_WHAT THE TASK REQUIRES_
Skip every image and restate the data word for word.

=====

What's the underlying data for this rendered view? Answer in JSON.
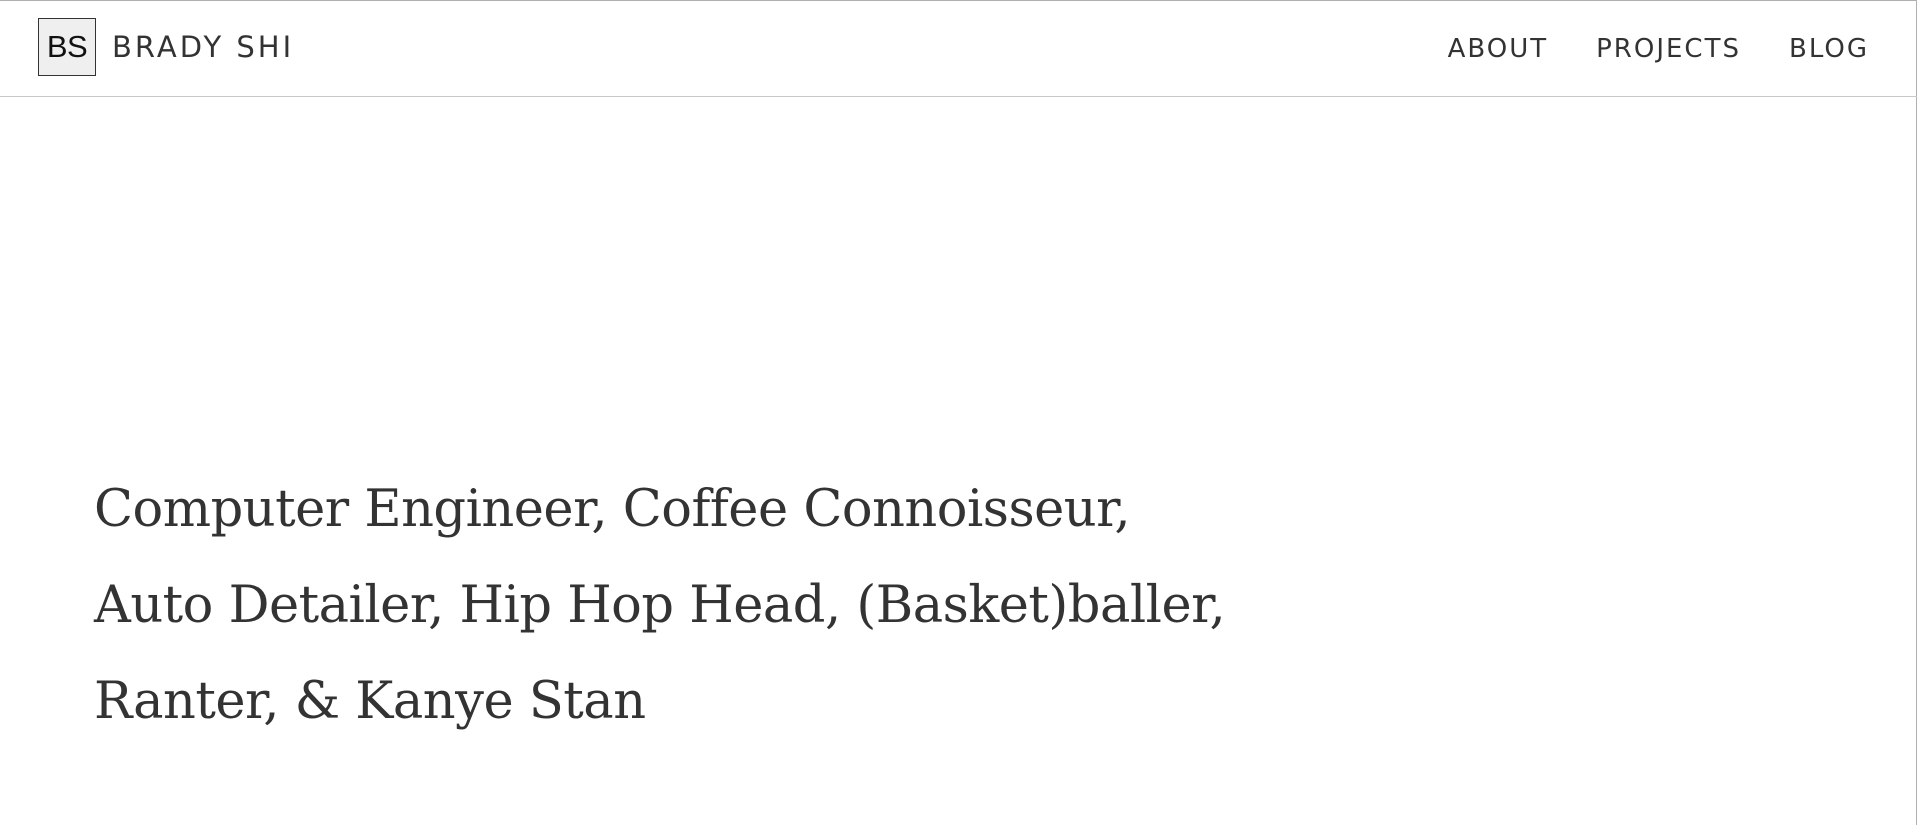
{
  "brand": {
    "logo_text": "BS",
    "name": "BRADY SHI"
  },
  "nav": {
    "items": [
      {
        "label": "ABOUT"
      },
      {
        "label": "PROJECTS"
      },
      {
        "label": "BLOG"
      }
    ]
  },
  "hero": {
    "lines": [
      "Computer Engineer, Coffee Connoisseur,",
      "Auto Detailer, Hip Hop Head, (Basket)baller,",
      "Ranter, & Kanye Stan"
    ]
  },
  "colors": {
    "text": "#333333",
    "background": "#ffffff",
    "logo_background": "#efefef",
    "divider": "#c8c8c8"
  }
}
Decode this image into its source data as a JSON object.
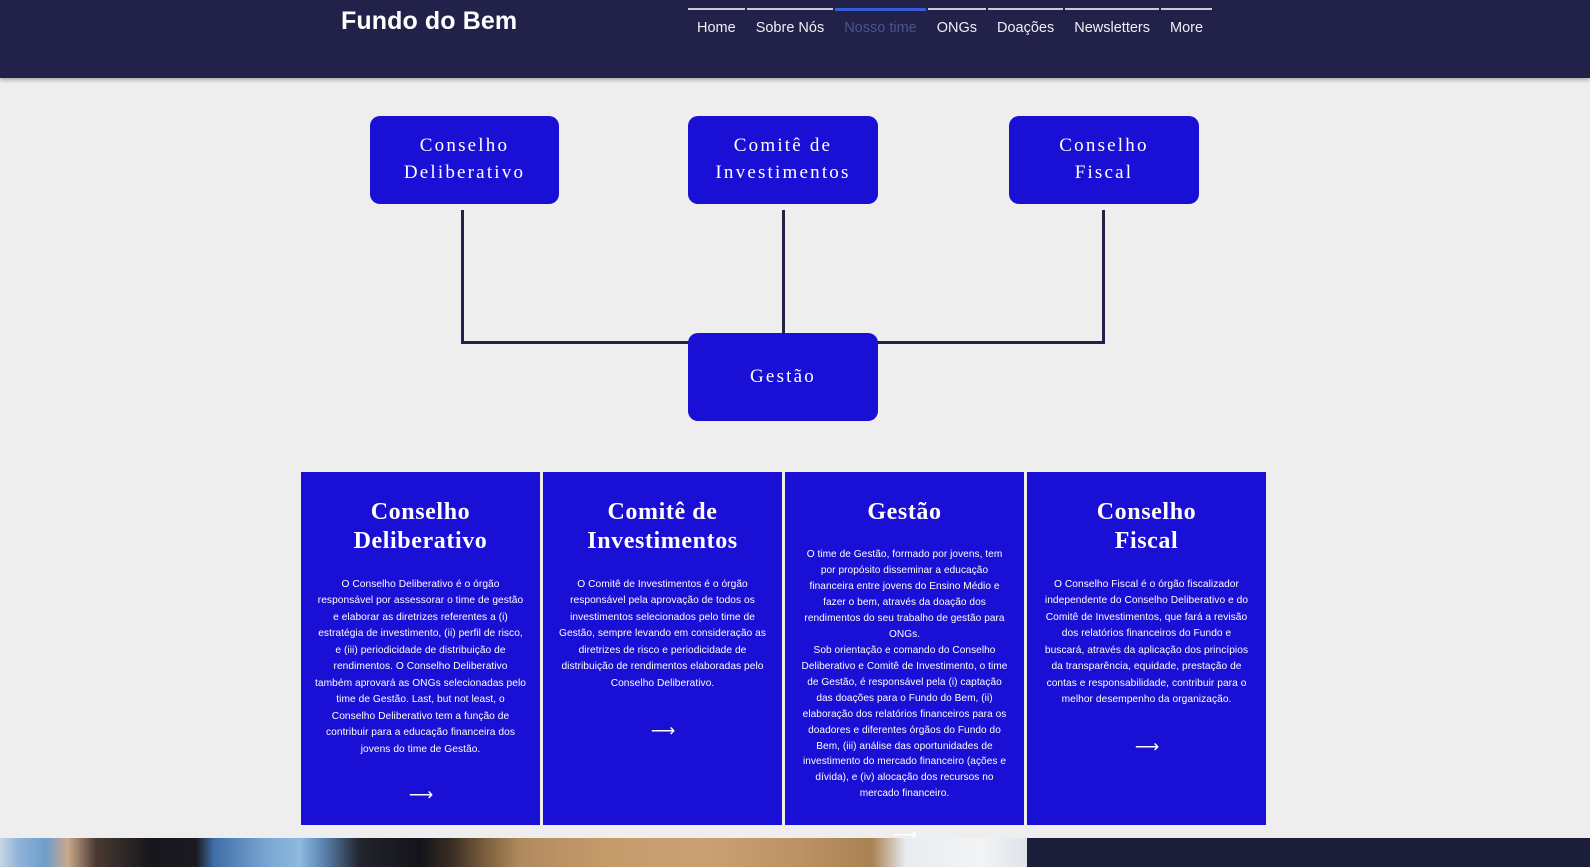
{
  "header": {
    "brand": "Fundo do Bem",
    "nav": [
      {
        "label": "Home",
        "active": false
      },
      {
        "label": "Sobre Nós",
        "active": false
      },
      {
        "label": "Nosso time",
        "active": true
      },
      {
        "label": "ONGs",
        "active": false
      },
      {
        "label": "Doações",
        "active": false
      },
      {
        "label": "Newsletters",
        "active": false
      },
      {
        "label": "More",
        "active": false
      }
    ]
  },
  "org_chart": {
    "top_boxes": [
      {
        "label": "Conselho\nDeliberativo"
      },
      {
        "label": "Comitê de\nInvestimentos"
      },
      {
        "label": "Conselho\nFiscal"
      }
    ],
    "bottom_box": {
      "label": "Gestão"
    }
  },
  "cards": [
    {
      "title": "Conselho\nDeliberativo",
      "body": "O Conselho Deliberativo é o órgão responsável por assessorar o time de gestão e elaborar as diretrizes referentes a (i) estratégia de investimento, (ii) perfil de risco, e (iii) periodicidade de distribuição de rendimentos. O Conselho Deliberativo também aprovará as ONGs selecionadas pelo time de Gestão. Last, but not least, o Conselho Deliberativo tem a função de contribuir para a educação financeira dos jovens do time de Gestão.",
      "arrow": "⟶"
    },
    {
      "title": "Comitê de\nInvestimentos",
      "body": "O Comitê de Investimentos é o órgão responsável pela aprovação de todos os investimentos selecionados pelo time de Gestão, sempre levando em consideração as diretrizes de risco e periodicidade de distribuição de rendimentos elaboradas pelo Conselho Deliberativo.",
      "arrow": "⟶"
    },
    {
      "title": "Gestão",
      "body": "O time de Gestão, formado por jovens, tem por propósito disseminar a educação financeira entre jovens do Ensino Médio e fazer o bem, através da doação dos rendimentos do seu trabalho de gestão para ONGs.\nSob orientação e comando do Conselho Deliberativo e Comitê de Investimento, o time de Gestão, é responsável pela (i) captação das doações para o Fundo do Bem, (ii) elaboração dos relatórios financeiros para os doadores e diferentes órgãos do Fundo do Bem, (iii) análise das oportunidades de investimento do mercado financeiro (ações e dívida), e (iv) alocação dos recursos no mercado financeiro.",
      "arrow": "⟶"
    },
    {
      "title": "Conselho\nFiscal",
      "body": "O Conselho Fiscal é o órgão fiscalizador independente do Conselho Deliberativo e do Comitê de Investimentos, que fará a revisão dos relatórios financeiros do Fundo e buscará, através da aplicação dos princípios da transparência, equidade,  prestação de contas e responsabilidade, contribuir para o melhor desempenho da organização.",
      "arrow": "⟶"
    }
  ],
  "colors": {
    "header_bg": "#21214a",
    "page_bg": "#eeeeee",
    "brand_blue": "#1a0fd4",
    "connector": "#21214a",
    "nav_active_underline": "#3a5bd9",
    "nav_active_text": "#4a5490"
  }
}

=====

_ANSWER TO THE TASK_
What's the underlying data for this rendered view? Answer in JSON.
{
  "brand": {
    "logo_text": "BS",
    "name": "BRADY SHI"
  },
  "nav": {
    "items": [
      {
        "label": "ABOUT"
      },
      {
        "label": "PROJECTS"
      },
      {
        "label": "BLOG"
      }
    ]
  },
  "hero": {
    "lines": [
      "Computer Engineer, Coffee Connoisseur,",
      "Auto Detailer, Hip Hop Head, (Basket)baller,",
      "Ranter, & Kanye Stan"
    ]
  },
  "colors": {
    "text": "#333333",
    "background": "#ffffff",
    "logo_background": "#efefef",
    "divider": "#c8c8c8"
  }
}
Decode this image into its source data as a JSON object.
{
  "header": {
    "brand": "Fundo do Bem",
    "nav": [
      {
        "label": "Home",
        "active": false
      },
      {
        "label": "Sobre Nós",
        "active": false
      },
      {
        "label": "Nosso time",
        "active": true
      },
      {
        "label": "ONGs",
        "active": false
      },
      {
        "label": "Doações",
        "active": false
      },
      {
        "label": "Newsletters",
        "active": false
      },
      {
        "label": "More",
        "active": false
      }
    ]
  },
  "org_chart": {
    "top_boxes": [
      {
        "label": "Conselho\nDeliberativo"
      },
      {
        "label": "Comitê de\nInvestimentos"
      },
      {
        "label": "Conselho\nFiscal"
      }
    ],
    "bottom_box": {
      "label": "Gestão"
    }
  },
  "cards": [
    {
      "title": "Conselho\nDeliberativo",
      "body": "O Conselho Deliberativo é o órgão responsável por assessorar o time de gestão e elaborar as diretrizes referentes a (i) estratégia de investimento, (ii) perfil de risco, e (iii) periodicidade de distribuição de rendimentos. O Conselho Deliberativo também aprovará as ONGs selecionadas pelo time de Gestão. Last, but not least, o Conselho Deliberativo tem a função de contribuir para a educação financeira dos jovens do time de Gestão.",
      "arrow": "⟶"
    },
    {
      "title": "Comitê de\nInvestimentos",
      "body": "O Comitê de Investimentos é o órgão responsável pela aprovação de todos os investimentos selecionados pelo time de Gestão, sempre levando em consideração as diretrizes de risco e periodicidade de distribuição de rendimentos elaboradas pelo Conselho Deliberativo.",
      "arrow": "⟶"
    },
    {
      "title": "Gestão",
      "body": "O time de Gestão, formado por jovens, tem por propósito disseminar a educação financeira entre jovens do Ensino Médio e fazer o bem, através da doação dos rendimentos do seu trabalho de gestão para ONGs.\nSob orientação e comando do Conselho Deliberativo e Comitê de Investimento, o time de Gestão, é responsável pela (i) captação das doações para o Fundo do Bem, (ii) elaboração dos relatórios financeiros para os doadores e diferentes órgãos do Fundo do Bem, (iii) análise das oportunidades de investimento do mercado financeiro (ações e dívida), e (iv) alocação dos recursos no mercado financeiro.",
      "arrow": "⟶"
    },
    {
      "title": "Conselho\nFiscal",
      "body": "O Conselho Fiscal é o órgão fiscalizador independente do Conselho Deliberativo e do Comitê de Investimentos, que fará a revisão dos relatórios financeiros do Fundo e buscará, através da aplicação dos princípios da transparência, equidade,  prestação de contas e responsabilidade, contribuir para o melhor desempenho da organização.",
      "arrow": "⟶"
    }
  ],
  "colors": {
    "header_bg": "#21214a",
    "page_bg": "#eeeeee",
    "brand_blue": "#1a0fd4",
    "connector": "#21214a",
    "nav_active_underline": "#3a5bd9",
    "nav_active_text": "#4a5490"
  }
}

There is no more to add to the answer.